Problem statement
Give the material once more, word for word, without any images.

Input for this task
-- begin --
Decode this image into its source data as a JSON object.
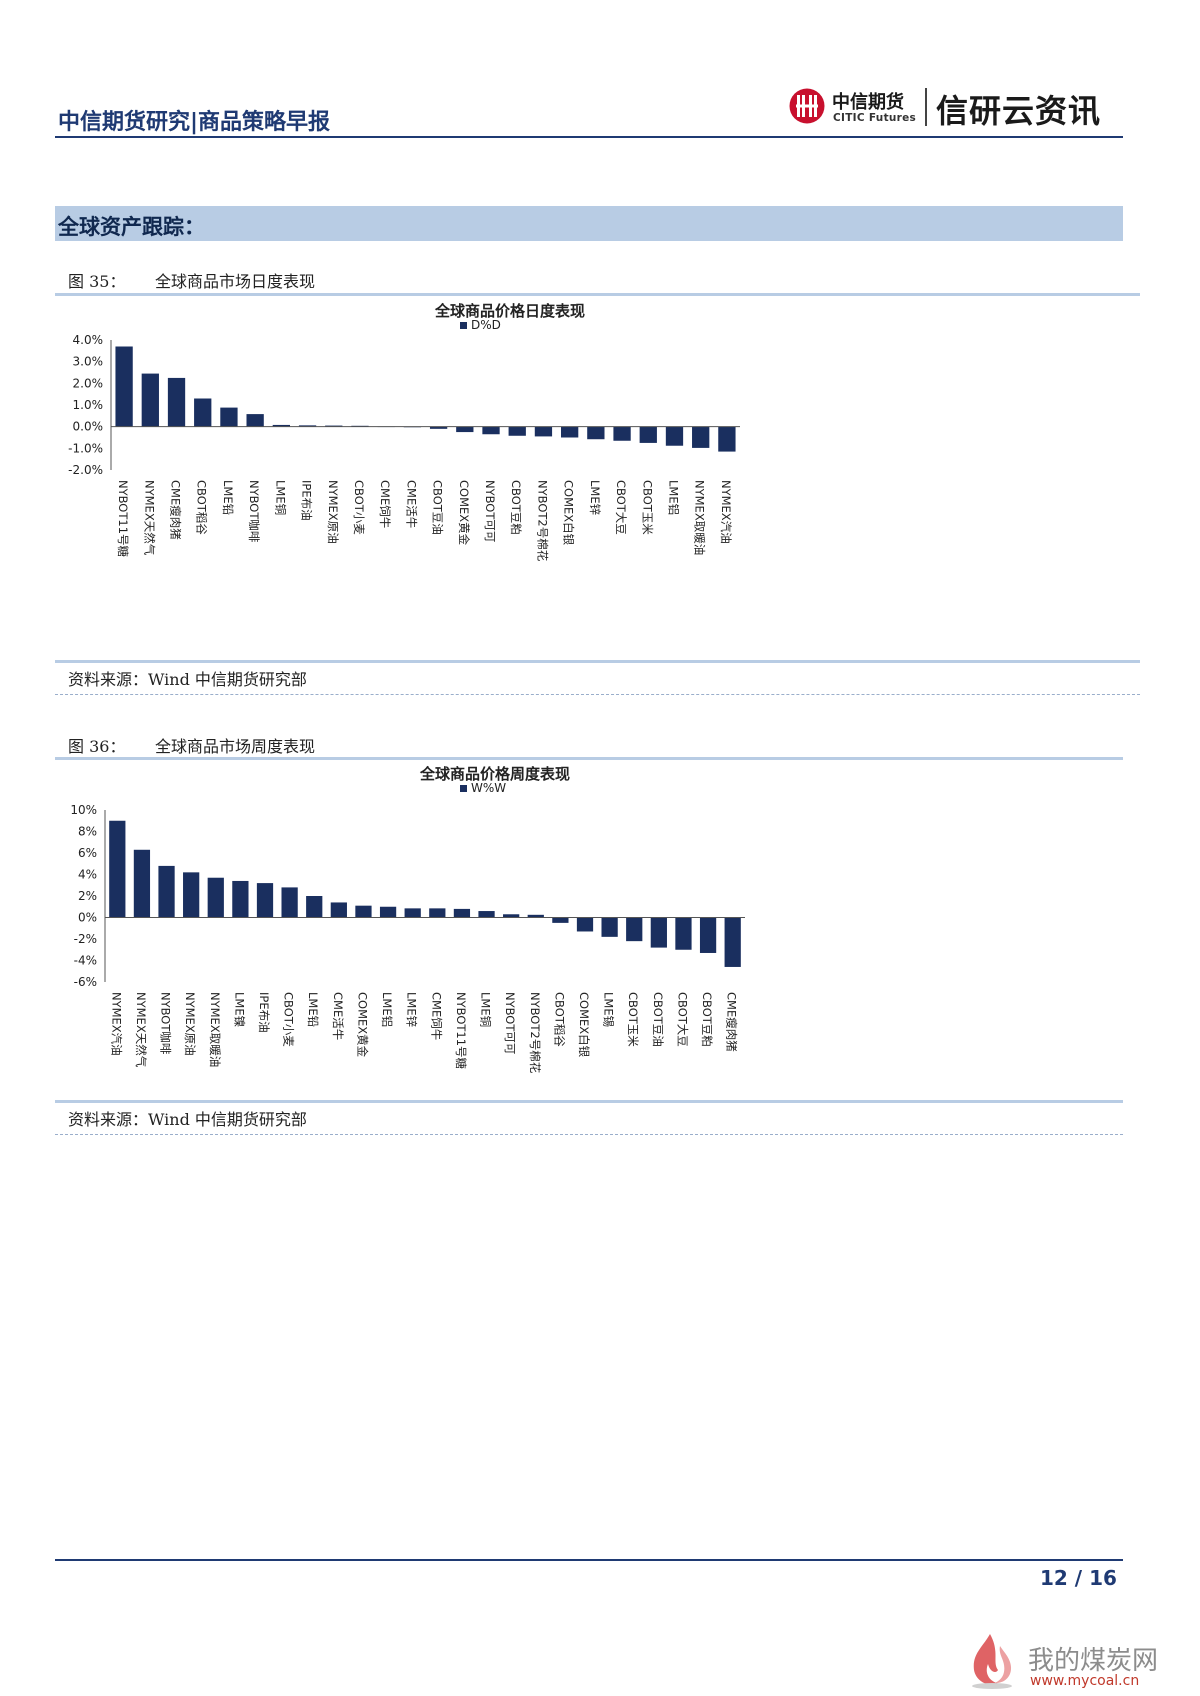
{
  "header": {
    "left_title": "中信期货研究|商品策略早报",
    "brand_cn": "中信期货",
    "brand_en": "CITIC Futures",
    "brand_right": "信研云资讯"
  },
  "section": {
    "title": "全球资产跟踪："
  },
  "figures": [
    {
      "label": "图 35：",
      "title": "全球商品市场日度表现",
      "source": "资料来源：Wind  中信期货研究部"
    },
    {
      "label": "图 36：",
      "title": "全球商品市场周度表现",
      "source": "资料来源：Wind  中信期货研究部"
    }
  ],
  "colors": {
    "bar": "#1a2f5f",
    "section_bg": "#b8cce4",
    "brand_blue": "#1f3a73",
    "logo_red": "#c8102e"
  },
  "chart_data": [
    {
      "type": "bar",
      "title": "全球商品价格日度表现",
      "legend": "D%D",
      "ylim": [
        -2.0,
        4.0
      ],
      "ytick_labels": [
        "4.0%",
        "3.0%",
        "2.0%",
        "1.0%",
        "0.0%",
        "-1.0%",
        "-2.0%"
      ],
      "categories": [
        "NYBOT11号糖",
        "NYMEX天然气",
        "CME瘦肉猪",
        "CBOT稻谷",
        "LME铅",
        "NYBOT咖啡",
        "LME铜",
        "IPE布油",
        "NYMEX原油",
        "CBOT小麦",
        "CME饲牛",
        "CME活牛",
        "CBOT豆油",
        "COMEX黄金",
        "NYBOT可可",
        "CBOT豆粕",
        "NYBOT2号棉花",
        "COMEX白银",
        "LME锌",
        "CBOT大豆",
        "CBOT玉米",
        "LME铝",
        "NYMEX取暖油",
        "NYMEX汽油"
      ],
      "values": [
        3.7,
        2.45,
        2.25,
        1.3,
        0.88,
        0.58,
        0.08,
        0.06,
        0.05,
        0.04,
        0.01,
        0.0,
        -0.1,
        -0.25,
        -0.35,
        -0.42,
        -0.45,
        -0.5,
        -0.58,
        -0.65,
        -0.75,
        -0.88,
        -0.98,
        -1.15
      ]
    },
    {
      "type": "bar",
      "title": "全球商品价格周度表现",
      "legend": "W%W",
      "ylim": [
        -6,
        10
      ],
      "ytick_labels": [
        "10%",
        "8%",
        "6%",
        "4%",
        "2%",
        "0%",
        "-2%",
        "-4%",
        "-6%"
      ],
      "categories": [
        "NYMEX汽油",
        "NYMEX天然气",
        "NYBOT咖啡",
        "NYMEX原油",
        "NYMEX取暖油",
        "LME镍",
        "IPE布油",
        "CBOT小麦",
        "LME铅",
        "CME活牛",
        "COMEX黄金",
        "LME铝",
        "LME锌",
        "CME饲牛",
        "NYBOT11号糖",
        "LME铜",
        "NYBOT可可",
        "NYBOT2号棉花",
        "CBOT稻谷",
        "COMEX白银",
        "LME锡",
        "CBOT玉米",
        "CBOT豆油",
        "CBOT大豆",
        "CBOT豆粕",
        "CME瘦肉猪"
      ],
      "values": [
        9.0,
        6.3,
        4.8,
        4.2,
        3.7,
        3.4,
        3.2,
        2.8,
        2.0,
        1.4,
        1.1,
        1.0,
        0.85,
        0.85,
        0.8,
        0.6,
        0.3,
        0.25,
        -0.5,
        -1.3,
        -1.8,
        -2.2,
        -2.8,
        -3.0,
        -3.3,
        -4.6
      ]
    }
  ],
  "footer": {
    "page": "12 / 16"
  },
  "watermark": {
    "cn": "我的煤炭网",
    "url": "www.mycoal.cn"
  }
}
-- end --
Task solution
Decode this image into its source data as a JSON object.
{
  "header": {
    "left_title": "中信期货研究|商品策略早报",
    "brand_cn": "中信期货",
    "brand_en": "CITIC Futures",
    "brand_right": "信研云资讯"
  },
  "section": {
    "title": "全球资产跟踪："
  },
  "figures": [
    {
      "label": "图 35：",
      "title": "全球商品市场日度表现",
      "source": "资料来源：Wind  中信期货研究部"
    },
    {
      "label": "图 36：",
      "title": "全球商品市场周度表现",
      "source": "资料来源：Wind  中信期货研究部"
    }
  ],
  "colors": {
    "bar": "#1a2f5f",
    "section_bg": "#b8cce4",
    "brand_blue": "#1f3a73",
    "logo_red": "#c8102e"
  },
  "chart_data": [
    {
      "type": "bar",
      "title": "全球商品价格日度表现",
      "legend": "D%D",
      "ylim": [
        -2.0,
        4.0
      ],
      "ytick_labels": [
        "4.0%",
        "3.0%",
        "2.0%",
        "1.0%",
        "0.0%",
        "-1.0%",
        "-2.0%"
      ],
      "categories": [
        "NYBOT11号糖",
        "NYMEX天然气",
        "CME瘦肉猪",
        "CBOT稻谷",
        "LME铅",
        "NYBOT咖啡",
        "LME铜",
        "IPE布油",
        "NYMEX原油",
        "CBOT小麦",
        "CME饲牛",
        "CME活牛",
        "CBOT豆油",
        "COMEX黄金",
        "NYBOT可可",
        "CBOT豆粕",
        "NYBOT2号棉花",
        "COMEX白银",
        "LME锌",
        "CBOT大豆",
        "CBOT玉米",
        "LME铝",
        "NYMEX取暖油",
        "NYMEX汽油"
      ],
      "values": [
        3.7,
        2.45,
        2.25,
        1.3,
        0.88,
        0.58,
        0.08,
        0.06,
        0.05,
        0.04,
        0.01,
        0.0,
        -0.1,
        -0.25,
        -0.35,
        -0.42,
        -0.45,
        -0.5,
        -0.58,
        -0.65,
        -0.75,
        -0.88,
        -0.98,
        -1.15
      ]
    },
    {
      "type": "bar",
      "title": "全球商品价格周度表现",
      "legend": "W%W",
      "ylim": [
        -6,
        10
      ],
      "ytick_labels": [
        "10%",
        "8%",
        "6%",
        "4%",
        "2%",
        "0%",
        "-2%",
        "-4%",
        "-6%"
      ],
      "categories": [
        "NYMEX汽油",
        "NYMEX天然气",
        "NYBOT咖啡",
        "NYMEX原油",
        "NYMEX取暖油",
        "LME镍",
        "IPE布油",
        "CBOT小麦",
        "LME铅",
        "CME活牛",
        "COMEX黄金",
        "LME铝",
        "LME锌",
        "CME饲牛",
        "NYBOT11号糖",
        "LME铜",
        "NYBOT可可",
        "NYBOT2号棉花",
        "CBOT稻谷",
        "COMEX白银",
        "LME锡",
        "CBOT玉米",
        "CBOT豆油",
        "CBOT大豆",
        "CBOT豆粕",
        "CME瘦肉猪"
      ],
      "values": [
        9.0,
        6.3,
        4.8,
        4.2,
        3.7,
        3.4,
        3.2,
        2.8,
        2.0,
        1.4,
        1.1,
        1.0,
        0.85,
        0.85,
        0.8,
        0.6,
        0.3,
        0.25,
        -0.5,
        -1.3,
        -1.8,
        -2.2,
        -2.8,
        -3.0,
        -3.3,
        -4.6
      ]
    }
  ],
  "footer": {
    "page": "12 / 16"
  },
  "watermark": {
    "cn": "我的煤炭网",
    "url": "www.mycoal.cn"
  }
}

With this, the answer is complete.